> WHAT IS ASKED
Where a line contains the word "must", copy that line.

> SUPPLIED MATERIAL
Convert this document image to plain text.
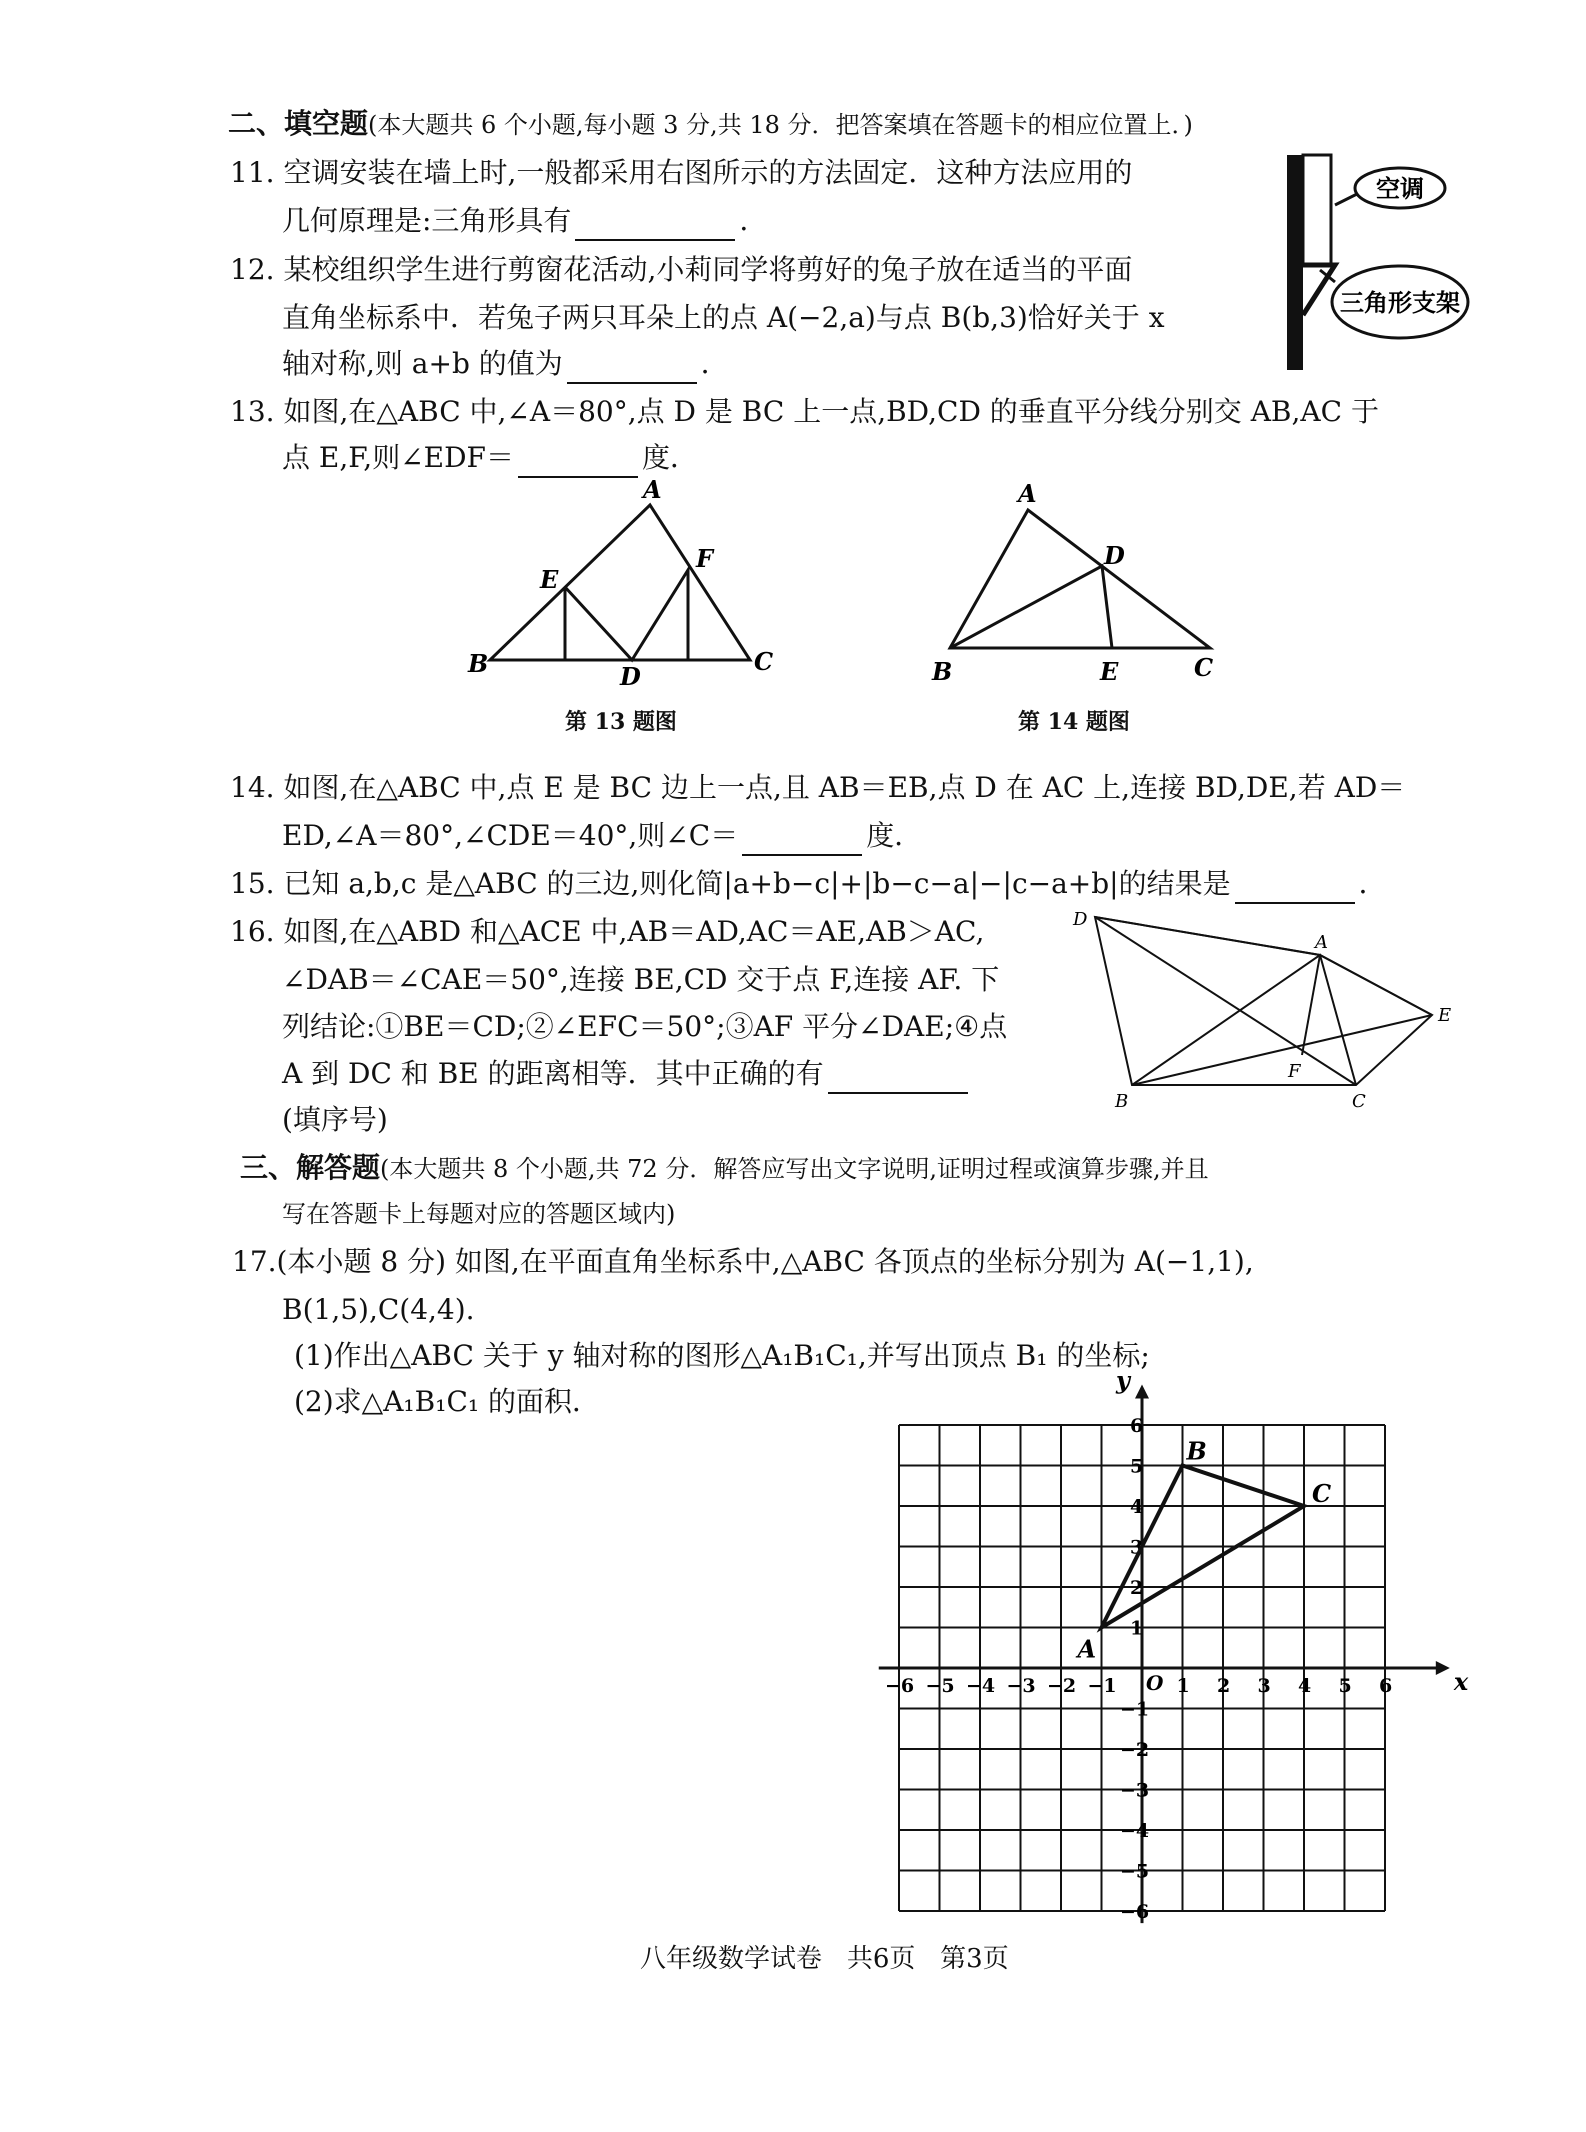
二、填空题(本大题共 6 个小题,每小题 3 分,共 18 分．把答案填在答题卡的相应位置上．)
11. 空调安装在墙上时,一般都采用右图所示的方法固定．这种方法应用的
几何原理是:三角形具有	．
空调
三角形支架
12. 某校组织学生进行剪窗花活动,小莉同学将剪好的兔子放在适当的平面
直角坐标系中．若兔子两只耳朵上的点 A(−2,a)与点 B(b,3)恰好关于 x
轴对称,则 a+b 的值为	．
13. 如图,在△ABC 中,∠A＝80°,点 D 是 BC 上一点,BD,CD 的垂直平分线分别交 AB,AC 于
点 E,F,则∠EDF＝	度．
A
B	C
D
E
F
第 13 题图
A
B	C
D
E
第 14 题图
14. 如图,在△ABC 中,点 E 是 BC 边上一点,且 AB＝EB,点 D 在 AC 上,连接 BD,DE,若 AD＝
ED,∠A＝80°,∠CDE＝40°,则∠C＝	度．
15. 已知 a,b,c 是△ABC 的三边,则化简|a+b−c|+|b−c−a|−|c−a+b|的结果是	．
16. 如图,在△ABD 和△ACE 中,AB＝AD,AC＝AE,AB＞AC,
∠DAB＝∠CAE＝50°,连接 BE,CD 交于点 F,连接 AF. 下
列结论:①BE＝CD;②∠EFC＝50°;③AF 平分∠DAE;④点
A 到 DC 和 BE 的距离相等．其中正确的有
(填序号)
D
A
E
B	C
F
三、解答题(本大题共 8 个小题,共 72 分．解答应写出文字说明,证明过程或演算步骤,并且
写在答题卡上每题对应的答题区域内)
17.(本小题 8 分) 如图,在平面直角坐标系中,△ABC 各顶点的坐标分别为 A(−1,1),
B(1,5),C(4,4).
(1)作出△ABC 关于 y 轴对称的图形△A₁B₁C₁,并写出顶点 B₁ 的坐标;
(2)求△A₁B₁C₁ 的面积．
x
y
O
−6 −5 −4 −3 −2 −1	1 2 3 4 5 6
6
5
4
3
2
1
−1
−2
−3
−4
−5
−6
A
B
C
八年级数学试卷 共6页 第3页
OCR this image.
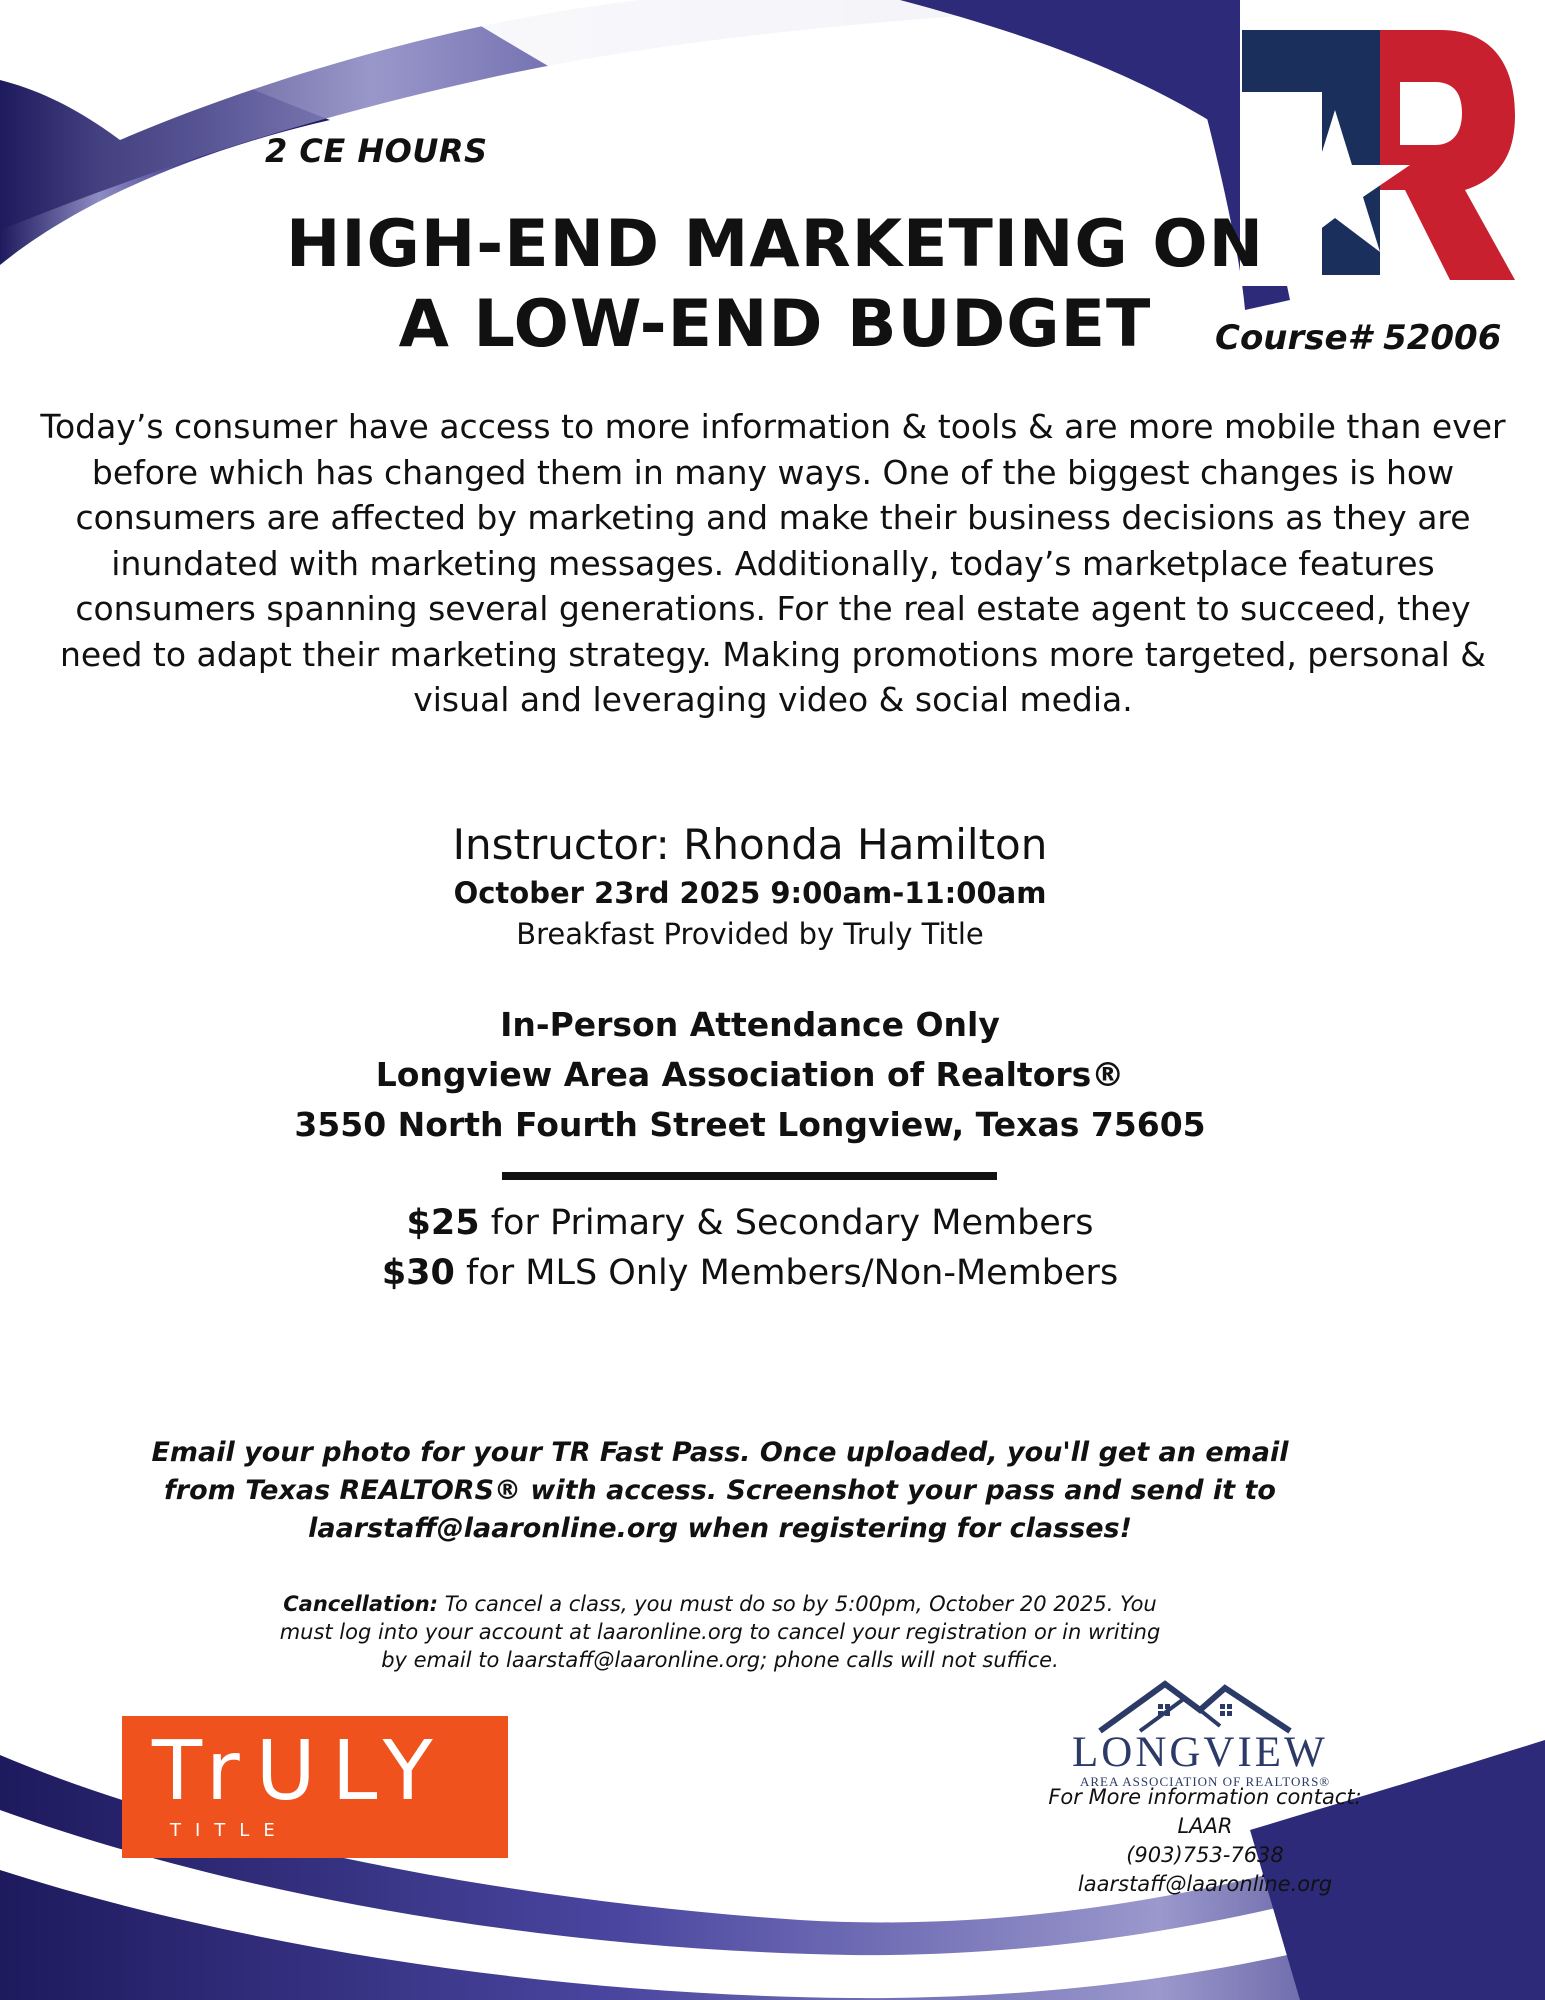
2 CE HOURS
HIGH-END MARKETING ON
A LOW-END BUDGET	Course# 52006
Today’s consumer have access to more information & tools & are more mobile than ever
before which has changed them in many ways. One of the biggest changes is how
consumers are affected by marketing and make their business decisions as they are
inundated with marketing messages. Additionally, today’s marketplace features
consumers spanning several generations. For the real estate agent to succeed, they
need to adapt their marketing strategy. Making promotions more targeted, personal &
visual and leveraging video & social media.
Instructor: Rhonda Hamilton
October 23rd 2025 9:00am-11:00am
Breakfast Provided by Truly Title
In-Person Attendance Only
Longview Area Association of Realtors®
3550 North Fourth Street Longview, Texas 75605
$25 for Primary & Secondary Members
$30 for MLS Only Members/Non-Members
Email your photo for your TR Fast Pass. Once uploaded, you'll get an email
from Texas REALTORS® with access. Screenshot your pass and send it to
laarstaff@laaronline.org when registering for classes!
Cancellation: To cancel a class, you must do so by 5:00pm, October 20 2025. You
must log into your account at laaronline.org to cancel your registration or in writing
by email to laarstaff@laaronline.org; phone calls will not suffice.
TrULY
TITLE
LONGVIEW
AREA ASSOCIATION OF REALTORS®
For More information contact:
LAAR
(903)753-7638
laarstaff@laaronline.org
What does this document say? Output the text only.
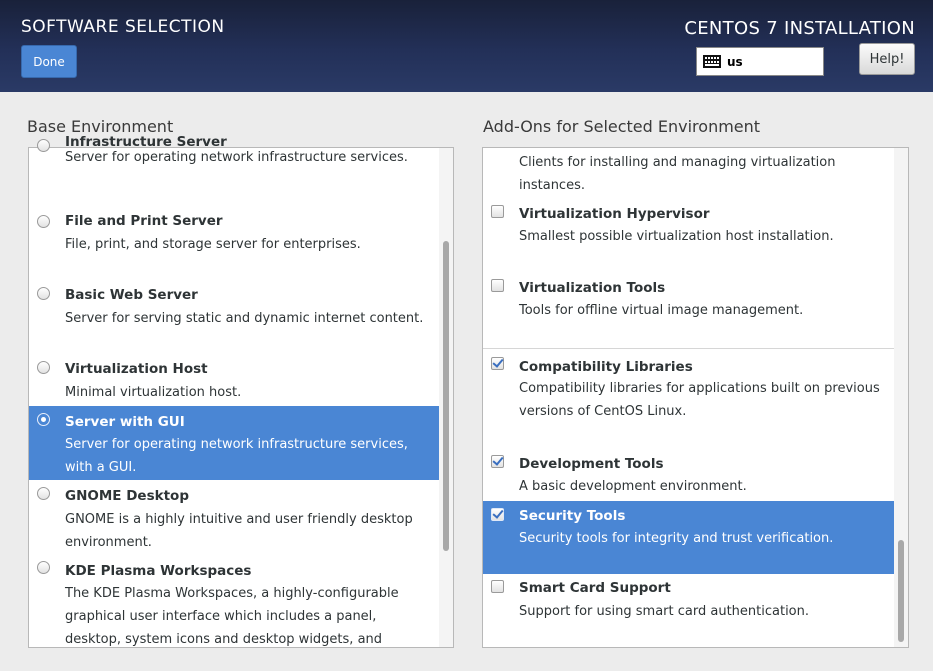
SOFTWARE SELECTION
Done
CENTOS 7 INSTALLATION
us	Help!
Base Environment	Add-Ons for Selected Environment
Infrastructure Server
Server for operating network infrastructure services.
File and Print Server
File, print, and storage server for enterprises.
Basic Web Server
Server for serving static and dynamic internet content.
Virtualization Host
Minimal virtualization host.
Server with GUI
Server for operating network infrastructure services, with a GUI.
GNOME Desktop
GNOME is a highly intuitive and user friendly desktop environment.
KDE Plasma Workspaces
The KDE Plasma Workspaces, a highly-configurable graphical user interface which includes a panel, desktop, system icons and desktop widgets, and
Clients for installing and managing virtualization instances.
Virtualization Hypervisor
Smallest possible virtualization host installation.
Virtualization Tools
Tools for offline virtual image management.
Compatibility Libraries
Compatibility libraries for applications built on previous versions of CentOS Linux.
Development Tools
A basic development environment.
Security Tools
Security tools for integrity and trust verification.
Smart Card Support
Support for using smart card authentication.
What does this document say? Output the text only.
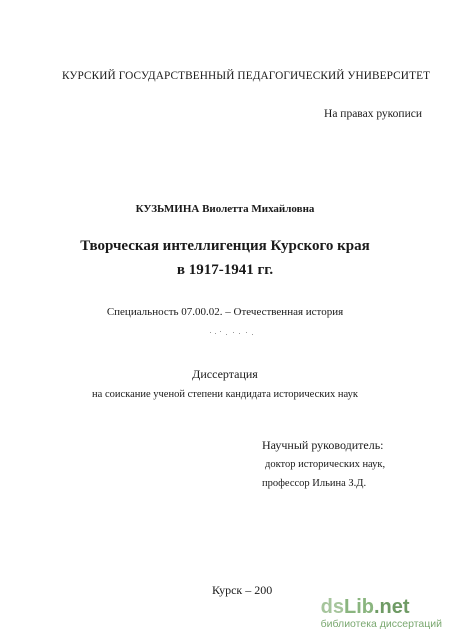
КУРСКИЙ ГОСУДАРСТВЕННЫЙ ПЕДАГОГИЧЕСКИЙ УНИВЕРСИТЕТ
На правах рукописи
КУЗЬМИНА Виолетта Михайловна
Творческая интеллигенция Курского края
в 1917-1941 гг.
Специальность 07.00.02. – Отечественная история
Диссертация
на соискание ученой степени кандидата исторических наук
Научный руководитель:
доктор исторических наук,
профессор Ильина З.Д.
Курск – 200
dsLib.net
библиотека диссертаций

> RESULT OF THE EXERCISE
Cancellation: To cancel a class, you must do so by 5:00pm, October 20 2025. You
must log into your account at laaronline.org to cancel your registration or in writing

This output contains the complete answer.